Exercise objective: From the entries provided below, copy each line that contains the word "Manager".

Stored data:
=======

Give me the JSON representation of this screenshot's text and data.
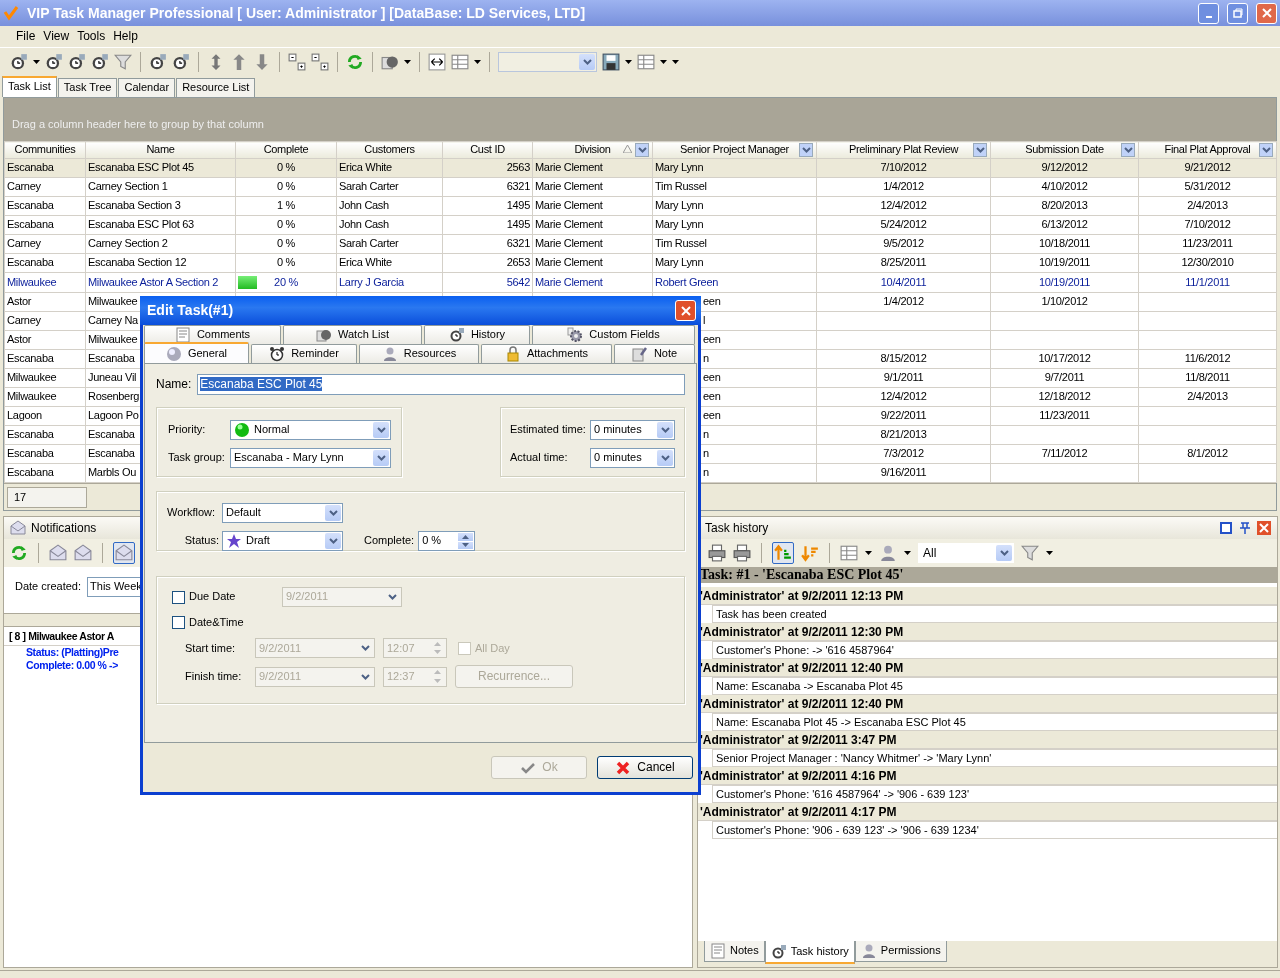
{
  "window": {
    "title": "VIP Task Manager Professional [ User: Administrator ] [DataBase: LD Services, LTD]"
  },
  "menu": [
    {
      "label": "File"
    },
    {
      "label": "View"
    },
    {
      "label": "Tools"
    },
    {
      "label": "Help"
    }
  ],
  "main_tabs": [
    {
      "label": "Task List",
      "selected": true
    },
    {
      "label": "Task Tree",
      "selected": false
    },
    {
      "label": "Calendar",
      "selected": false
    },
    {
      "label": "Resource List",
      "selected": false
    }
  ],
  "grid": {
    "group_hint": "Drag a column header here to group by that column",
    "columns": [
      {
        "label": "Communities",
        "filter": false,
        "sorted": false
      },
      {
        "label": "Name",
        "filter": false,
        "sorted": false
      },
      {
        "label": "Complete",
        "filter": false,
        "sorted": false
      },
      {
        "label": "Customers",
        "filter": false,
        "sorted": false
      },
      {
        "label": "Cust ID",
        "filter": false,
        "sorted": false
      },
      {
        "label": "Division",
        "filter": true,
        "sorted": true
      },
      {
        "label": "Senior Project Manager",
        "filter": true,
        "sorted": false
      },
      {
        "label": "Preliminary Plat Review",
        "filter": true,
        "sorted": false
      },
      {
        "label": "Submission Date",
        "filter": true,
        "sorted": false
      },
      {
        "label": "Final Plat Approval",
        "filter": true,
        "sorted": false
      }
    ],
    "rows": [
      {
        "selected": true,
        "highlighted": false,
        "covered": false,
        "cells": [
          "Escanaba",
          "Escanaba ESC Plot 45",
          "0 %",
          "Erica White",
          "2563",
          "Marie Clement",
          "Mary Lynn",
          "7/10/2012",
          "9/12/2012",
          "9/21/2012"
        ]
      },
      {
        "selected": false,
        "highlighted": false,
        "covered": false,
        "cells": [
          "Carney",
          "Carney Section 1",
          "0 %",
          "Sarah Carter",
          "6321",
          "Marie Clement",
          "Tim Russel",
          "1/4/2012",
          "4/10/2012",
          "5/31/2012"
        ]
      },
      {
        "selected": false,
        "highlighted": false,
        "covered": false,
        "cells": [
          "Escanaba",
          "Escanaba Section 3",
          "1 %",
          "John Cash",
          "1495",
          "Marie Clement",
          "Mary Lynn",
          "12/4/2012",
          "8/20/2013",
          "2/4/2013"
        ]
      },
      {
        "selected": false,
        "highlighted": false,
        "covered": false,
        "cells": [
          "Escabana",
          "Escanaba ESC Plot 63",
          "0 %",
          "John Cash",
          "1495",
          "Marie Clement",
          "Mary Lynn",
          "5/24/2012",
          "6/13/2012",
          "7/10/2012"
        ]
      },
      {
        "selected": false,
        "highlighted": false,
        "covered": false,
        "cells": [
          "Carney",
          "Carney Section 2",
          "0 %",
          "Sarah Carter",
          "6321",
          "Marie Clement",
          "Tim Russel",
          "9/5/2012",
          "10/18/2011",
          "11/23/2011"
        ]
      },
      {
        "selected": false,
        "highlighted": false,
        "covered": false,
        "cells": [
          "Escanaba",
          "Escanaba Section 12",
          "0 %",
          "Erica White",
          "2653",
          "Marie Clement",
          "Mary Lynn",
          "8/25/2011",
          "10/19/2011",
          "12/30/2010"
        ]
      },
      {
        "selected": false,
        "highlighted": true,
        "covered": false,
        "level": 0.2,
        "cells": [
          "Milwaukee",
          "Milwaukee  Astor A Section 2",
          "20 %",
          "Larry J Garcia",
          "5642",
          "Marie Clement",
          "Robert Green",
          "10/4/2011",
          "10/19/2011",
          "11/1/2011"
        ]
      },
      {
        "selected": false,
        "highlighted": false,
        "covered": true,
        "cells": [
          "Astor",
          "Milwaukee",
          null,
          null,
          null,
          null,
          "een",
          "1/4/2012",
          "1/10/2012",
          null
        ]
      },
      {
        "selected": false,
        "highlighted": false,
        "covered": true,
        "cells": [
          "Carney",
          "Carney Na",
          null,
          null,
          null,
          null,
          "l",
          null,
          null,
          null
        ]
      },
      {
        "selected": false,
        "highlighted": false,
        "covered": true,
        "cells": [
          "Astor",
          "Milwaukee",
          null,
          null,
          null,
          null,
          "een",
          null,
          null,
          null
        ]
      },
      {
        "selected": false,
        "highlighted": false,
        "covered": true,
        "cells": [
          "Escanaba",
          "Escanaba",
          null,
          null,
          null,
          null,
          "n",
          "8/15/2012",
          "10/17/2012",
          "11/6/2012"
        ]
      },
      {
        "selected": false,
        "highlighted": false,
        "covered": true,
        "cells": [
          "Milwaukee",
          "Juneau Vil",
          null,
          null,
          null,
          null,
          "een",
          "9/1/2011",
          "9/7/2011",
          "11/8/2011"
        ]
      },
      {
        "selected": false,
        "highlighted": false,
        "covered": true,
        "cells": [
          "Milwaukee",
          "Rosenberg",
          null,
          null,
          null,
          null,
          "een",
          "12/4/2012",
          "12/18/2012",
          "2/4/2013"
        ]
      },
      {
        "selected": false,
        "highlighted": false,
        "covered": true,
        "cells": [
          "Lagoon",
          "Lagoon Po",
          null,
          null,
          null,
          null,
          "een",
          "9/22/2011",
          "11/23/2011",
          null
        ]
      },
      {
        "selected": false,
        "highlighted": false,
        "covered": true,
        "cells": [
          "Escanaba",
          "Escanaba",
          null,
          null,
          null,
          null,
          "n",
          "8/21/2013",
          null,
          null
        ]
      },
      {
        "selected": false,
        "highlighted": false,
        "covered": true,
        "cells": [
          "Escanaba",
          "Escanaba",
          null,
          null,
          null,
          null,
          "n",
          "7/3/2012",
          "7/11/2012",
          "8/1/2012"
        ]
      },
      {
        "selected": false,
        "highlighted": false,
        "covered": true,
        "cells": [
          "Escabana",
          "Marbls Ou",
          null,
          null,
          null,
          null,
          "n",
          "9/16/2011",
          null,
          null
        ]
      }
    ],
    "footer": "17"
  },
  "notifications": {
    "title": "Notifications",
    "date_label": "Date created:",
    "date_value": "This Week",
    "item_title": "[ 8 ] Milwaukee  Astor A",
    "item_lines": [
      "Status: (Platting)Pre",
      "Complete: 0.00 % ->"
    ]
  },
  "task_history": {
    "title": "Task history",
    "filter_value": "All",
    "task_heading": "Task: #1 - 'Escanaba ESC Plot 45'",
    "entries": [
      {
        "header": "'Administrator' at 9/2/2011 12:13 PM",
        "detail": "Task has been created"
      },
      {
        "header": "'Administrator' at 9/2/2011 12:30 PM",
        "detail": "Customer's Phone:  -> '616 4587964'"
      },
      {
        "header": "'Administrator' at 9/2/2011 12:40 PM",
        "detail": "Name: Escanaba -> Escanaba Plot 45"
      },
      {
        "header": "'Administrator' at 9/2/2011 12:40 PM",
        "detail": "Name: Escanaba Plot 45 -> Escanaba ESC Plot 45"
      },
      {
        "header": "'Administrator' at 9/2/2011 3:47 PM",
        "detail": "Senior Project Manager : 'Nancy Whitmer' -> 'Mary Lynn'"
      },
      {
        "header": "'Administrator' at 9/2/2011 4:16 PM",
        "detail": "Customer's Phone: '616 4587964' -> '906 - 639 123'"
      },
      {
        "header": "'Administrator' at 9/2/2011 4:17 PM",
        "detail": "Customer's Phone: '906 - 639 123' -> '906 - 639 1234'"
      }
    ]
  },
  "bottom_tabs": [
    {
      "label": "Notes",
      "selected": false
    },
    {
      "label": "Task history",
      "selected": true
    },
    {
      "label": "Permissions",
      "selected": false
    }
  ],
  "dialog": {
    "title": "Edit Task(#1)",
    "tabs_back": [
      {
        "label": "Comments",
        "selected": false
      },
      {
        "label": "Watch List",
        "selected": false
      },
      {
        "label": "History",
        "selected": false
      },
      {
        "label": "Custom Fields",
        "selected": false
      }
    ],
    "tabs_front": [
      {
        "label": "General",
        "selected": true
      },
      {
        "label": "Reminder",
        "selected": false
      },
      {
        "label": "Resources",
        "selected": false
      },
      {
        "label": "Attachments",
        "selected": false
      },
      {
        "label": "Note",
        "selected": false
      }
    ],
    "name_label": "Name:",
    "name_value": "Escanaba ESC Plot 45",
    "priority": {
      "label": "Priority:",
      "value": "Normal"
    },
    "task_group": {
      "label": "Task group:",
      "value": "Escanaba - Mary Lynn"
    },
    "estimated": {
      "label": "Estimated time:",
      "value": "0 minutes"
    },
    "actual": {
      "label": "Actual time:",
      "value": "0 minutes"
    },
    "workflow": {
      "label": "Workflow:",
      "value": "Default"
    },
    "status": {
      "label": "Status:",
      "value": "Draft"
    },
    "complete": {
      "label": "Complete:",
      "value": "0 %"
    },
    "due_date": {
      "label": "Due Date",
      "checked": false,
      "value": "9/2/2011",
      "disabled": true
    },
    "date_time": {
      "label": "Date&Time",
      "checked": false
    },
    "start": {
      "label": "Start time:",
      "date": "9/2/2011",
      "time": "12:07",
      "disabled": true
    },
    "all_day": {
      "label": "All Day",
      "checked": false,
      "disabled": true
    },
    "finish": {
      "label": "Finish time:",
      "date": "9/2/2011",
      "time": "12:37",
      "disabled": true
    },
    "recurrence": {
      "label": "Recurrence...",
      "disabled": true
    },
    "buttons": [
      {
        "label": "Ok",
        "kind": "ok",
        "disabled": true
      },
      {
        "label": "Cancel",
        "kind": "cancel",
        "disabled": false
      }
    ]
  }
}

=======

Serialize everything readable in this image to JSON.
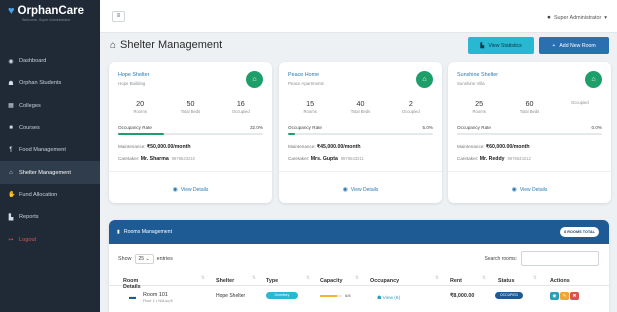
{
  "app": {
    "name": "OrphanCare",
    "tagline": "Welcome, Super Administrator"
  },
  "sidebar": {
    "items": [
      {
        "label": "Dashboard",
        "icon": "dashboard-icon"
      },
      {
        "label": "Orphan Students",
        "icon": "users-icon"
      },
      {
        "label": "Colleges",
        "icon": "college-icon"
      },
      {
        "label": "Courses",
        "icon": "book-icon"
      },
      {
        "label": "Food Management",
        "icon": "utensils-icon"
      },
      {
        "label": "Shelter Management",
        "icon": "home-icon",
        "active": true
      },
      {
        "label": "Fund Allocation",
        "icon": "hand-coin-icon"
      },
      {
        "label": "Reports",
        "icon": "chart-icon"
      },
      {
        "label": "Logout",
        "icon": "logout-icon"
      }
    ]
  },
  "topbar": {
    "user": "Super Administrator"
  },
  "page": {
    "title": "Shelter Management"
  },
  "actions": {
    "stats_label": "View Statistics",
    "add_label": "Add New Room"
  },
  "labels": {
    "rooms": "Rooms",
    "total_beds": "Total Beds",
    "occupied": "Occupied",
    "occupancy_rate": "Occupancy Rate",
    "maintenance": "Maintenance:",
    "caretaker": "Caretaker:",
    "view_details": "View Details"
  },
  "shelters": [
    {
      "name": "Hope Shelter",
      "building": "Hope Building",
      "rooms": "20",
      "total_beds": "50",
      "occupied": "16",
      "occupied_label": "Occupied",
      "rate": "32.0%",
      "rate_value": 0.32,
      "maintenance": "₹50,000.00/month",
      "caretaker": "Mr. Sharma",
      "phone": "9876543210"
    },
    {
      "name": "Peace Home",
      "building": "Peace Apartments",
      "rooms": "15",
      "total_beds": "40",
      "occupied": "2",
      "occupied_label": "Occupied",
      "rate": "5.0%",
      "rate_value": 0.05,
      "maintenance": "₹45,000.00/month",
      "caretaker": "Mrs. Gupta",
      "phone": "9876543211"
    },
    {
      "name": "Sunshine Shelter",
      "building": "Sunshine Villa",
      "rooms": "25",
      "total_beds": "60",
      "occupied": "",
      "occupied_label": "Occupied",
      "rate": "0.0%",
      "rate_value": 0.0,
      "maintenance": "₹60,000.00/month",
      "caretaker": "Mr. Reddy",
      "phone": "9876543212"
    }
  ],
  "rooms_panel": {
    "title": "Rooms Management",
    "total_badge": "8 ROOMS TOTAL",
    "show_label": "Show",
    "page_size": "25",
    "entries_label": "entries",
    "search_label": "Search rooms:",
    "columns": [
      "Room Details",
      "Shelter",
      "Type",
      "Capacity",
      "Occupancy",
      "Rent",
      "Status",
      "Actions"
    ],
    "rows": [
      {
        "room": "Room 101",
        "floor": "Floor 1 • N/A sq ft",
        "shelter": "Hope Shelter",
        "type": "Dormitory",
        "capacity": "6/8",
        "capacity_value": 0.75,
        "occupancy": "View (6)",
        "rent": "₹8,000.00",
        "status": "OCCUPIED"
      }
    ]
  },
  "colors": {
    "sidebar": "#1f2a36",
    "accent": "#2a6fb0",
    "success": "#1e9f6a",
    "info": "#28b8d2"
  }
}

=======

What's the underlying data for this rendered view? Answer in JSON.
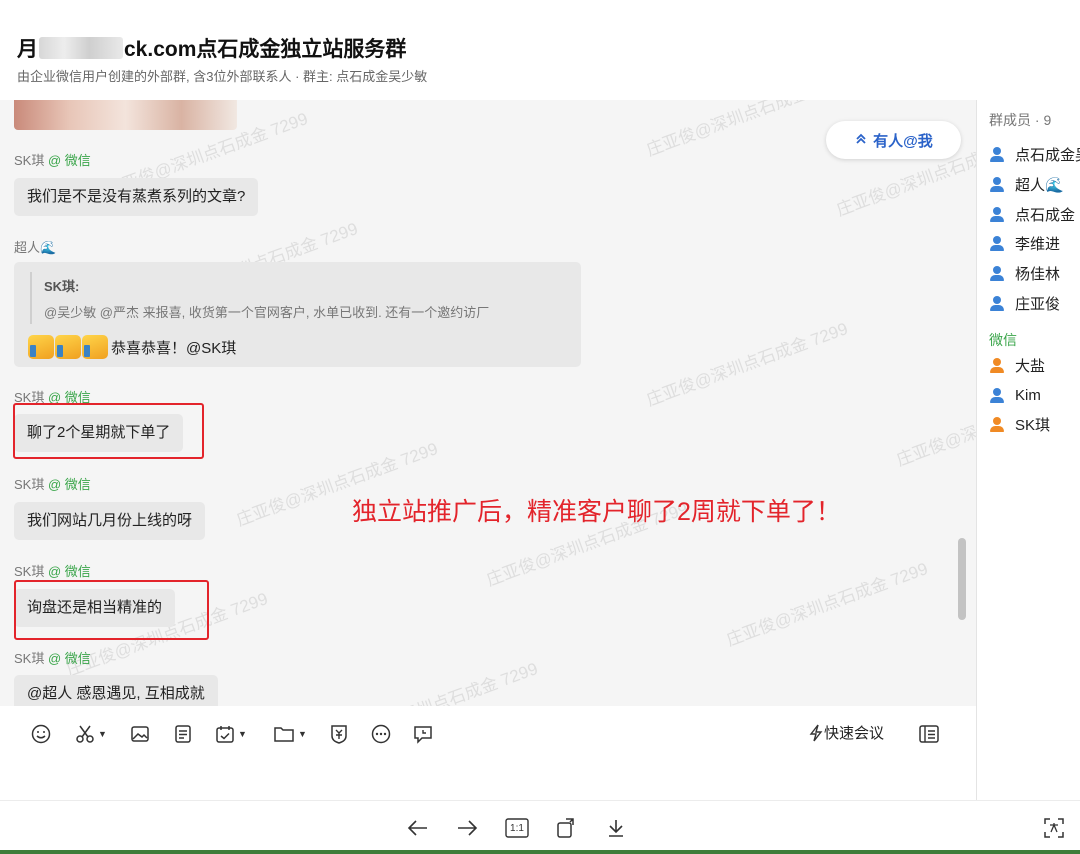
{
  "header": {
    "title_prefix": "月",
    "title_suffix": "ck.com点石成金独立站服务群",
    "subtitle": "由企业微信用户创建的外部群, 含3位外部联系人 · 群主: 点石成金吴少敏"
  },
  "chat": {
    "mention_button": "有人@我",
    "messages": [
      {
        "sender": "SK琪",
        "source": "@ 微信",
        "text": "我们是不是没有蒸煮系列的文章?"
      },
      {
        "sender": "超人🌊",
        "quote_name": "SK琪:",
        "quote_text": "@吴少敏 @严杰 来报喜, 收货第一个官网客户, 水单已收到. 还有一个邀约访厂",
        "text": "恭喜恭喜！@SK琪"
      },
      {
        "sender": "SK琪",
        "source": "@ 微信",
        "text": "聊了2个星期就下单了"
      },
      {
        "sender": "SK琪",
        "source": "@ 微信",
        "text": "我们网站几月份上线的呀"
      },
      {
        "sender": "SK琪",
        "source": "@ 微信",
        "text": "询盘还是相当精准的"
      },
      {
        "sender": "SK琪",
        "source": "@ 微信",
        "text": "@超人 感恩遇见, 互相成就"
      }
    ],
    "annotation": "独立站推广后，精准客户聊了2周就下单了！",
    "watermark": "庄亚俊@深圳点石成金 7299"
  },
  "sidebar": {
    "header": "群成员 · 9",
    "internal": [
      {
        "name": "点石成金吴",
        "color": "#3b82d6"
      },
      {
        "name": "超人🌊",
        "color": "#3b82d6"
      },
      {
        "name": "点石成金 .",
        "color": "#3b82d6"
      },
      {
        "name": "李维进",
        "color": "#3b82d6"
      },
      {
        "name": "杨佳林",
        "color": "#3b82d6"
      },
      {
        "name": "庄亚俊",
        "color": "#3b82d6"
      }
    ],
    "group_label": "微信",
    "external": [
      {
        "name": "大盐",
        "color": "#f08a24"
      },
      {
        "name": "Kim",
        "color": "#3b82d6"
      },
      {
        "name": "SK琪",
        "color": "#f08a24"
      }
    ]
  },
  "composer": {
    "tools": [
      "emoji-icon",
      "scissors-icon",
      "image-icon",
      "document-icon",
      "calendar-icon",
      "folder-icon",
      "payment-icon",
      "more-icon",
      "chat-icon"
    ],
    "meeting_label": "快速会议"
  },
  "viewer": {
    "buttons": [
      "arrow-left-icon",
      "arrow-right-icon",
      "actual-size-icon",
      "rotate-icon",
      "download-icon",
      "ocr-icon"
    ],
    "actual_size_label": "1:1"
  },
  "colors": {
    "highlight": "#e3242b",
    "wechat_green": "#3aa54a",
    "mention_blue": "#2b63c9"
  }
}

=======

Right answer:
    "title": "VIP Task Manager Professional [ User: Administrator ] [DataBase: LD Services, LTD]"
        "label": "Senior Project Manager",
        "detail": "Senior Project Manager : 'Nancy Whitmer' -> 'Mary Lynn'"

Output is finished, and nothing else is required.